-- START OF PROVIDED RECORDS --
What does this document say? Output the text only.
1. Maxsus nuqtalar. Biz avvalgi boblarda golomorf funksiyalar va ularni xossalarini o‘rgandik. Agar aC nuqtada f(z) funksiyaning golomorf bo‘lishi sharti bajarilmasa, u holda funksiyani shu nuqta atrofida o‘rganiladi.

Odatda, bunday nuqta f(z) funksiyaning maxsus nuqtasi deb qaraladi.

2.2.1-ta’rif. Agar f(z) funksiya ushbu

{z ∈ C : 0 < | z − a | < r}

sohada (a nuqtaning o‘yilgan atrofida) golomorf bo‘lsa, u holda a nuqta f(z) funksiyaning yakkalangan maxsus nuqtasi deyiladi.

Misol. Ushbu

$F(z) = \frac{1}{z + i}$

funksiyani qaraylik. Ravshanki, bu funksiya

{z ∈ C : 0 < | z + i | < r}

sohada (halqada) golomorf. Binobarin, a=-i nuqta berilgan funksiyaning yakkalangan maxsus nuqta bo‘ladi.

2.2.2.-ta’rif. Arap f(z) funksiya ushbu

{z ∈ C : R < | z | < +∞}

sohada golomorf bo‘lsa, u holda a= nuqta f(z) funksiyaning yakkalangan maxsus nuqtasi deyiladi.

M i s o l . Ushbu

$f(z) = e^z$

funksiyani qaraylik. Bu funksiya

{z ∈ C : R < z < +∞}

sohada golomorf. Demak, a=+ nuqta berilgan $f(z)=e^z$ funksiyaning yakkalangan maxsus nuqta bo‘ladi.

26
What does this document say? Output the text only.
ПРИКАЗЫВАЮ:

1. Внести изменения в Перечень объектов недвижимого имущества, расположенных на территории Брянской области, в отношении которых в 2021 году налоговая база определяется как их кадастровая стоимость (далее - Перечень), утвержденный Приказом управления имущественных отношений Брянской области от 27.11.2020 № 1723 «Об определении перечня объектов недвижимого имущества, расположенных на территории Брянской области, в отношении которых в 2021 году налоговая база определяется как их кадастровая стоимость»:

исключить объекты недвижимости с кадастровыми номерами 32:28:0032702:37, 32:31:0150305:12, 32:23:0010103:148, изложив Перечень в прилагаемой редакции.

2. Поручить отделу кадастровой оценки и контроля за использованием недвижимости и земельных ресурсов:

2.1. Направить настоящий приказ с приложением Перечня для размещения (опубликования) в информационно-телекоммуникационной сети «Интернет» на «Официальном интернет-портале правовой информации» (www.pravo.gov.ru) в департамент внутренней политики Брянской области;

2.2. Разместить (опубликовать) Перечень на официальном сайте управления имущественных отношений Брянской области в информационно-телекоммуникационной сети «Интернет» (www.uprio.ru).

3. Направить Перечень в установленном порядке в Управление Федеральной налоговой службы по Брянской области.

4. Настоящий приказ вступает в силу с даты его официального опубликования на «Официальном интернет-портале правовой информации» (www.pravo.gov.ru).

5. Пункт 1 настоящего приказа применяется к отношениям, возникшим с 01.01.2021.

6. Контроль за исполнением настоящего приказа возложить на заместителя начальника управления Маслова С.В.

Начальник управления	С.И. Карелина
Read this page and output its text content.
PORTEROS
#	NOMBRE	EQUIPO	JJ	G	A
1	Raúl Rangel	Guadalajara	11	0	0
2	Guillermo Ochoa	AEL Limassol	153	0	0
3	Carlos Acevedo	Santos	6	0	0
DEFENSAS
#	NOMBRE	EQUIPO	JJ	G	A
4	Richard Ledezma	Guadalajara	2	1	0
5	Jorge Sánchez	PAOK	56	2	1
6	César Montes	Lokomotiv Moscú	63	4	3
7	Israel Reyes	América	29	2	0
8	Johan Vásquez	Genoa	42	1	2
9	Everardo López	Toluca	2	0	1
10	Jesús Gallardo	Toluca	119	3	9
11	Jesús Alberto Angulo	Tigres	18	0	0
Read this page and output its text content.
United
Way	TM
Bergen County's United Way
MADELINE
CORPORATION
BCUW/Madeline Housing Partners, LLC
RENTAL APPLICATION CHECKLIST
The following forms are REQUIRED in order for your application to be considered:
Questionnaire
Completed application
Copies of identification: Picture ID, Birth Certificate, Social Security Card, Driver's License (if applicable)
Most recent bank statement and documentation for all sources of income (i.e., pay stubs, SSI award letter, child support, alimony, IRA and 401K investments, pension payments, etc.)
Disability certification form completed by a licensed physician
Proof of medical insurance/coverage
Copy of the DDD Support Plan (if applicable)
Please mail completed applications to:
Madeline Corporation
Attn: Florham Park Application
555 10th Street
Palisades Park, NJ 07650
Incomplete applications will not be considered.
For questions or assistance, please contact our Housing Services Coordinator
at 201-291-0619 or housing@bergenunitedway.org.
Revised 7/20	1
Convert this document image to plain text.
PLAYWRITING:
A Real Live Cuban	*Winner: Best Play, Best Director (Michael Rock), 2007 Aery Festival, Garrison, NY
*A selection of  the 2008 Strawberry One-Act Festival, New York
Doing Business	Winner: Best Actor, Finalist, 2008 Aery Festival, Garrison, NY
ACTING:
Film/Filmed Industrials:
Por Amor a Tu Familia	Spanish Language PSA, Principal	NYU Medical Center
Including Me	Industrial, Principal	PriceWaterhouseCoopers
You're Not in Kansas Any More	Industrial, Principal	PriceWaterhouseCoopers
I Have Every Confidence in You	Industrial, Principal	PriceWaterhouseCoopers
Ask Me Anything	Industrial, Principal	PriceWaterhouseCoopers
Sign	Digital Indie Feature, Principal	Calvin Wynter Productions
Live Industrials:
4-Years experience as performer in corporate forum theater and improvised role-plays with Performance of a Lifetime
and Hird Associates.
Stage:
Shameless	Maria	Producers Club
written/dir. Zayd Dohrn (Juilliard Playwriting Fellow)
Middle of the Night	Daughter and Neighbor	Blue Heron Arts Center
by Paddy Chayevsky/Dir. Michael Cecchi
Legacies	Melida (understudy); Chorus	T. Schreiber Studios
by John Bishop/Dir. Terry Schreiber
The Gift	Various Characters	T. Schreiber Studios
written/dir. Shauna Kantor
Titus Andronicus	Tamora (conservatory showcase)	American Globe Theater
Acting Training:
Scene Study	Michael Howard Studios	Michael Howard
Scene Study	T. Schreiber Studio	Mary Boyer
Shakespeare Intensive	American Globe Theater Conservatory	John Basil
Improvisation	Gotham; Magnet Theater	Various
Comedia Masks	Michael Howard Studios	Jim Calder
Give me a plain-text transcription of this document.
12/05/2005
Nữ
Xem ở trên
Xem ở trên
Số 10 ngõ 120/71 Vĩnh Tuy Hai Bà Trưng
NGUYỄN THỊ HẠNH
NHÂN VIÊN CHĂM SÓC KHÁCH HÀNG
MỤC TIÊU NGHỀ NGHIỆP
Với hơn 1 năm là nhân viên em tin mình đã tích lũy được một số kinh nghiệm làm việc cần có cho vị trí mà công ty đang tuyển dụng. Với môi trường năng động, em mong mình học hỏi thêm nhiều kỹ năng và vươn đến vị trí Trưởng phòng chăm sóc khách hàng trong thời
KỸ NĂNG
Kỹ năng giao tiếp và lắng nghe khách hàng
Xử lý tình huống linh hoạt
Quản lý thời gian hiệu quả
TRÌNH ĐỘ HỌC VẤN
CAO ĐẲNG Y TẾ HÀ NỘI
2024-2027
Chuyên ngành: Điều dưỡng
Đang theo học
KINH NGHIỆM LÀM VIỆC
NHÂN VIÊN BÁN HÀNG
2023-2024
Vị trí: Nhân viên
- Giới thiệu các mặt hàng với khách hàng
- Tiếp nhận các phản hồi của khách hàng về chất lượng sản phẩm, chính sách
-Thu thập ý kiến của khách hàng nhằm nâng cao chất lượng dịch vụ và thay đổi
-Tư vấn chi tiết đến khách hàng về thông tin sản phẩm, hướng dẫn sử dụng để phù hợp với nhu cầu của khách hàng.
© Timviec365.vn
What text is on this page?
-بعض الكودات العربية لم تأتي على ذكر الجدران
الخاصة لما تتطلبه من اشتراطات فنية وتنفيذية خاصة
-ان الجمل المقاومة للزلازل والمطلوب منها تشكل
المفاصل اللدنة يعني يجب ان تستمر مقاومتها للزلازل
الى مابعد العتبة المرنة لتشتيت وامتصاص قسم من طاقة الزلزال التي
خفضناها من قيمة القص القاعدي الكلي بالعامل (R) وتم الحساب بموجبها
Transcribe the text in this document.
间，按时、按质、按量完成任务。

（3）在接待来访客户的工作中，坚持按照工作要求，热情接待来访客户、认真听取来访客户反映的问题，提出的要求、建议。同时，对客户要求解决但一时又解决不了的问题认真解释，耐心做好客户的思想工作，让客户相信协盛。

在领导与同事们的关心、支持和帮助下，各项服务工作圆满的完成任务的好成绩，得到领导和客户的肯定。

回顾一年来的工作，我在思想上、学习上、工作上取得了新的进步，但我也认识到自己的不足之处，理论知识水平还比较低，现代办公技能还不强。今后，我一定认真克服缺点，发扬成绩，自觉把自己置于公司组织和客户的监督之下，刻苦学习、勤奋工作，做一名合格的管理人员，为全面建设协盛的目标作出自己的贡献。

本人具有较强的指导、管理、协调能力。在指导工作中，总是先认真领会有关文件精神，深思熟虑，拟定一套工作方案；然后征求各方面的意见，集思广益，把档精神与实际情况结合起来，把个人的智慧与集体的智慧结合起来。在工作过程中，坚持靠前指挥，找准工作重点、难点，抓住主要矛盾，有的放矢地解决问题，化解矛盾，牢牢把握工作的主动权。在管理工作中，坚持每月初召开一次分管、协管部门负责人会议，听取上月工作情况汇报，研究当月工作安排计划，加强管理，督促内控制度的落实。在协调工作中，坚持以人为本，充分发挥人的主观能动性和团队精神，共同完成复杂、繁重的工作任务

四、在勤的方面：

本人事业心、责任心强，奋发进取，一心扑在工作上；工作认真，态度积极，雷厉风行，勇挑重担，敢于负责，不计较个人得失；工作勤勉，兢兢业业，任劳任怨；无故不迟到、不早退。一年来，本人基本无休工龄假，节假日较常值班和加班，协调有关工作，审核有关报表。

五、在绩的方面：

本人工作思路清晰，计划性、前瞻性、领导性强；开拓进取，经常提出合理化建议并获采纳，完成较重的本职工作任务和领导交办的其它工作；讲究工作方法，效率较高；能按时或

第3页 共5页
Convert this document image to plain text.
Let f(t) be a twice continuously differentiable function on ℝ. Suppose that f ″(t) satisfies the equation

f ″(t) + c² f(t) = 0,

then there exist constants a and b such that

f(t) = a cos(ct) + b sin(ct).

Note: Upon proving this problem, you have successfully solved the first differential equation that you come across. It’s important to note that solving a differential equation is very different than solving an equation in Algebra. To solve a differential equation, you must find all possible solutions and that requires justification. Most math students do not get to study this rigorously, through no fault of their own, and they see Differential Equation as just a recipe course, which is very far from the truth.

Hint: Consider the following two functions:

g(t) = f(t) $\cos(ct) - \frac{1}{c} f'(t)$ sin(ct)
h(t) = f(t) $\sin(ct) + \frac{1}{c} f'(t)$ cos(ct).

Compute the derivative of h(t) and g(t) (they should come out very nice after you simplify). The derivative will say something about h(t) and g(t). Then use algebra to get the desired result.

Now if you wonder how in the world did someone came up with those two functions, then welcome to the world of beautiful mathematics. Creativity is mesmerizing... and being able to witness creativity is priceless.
-- END OF PROVIDED RECORDS --
Pull out each line holding the string "Scene".

Scene Study	Michael Howard Studios	Michael Howard
Scene Study	T. Schreiber Studio	Mary Boyer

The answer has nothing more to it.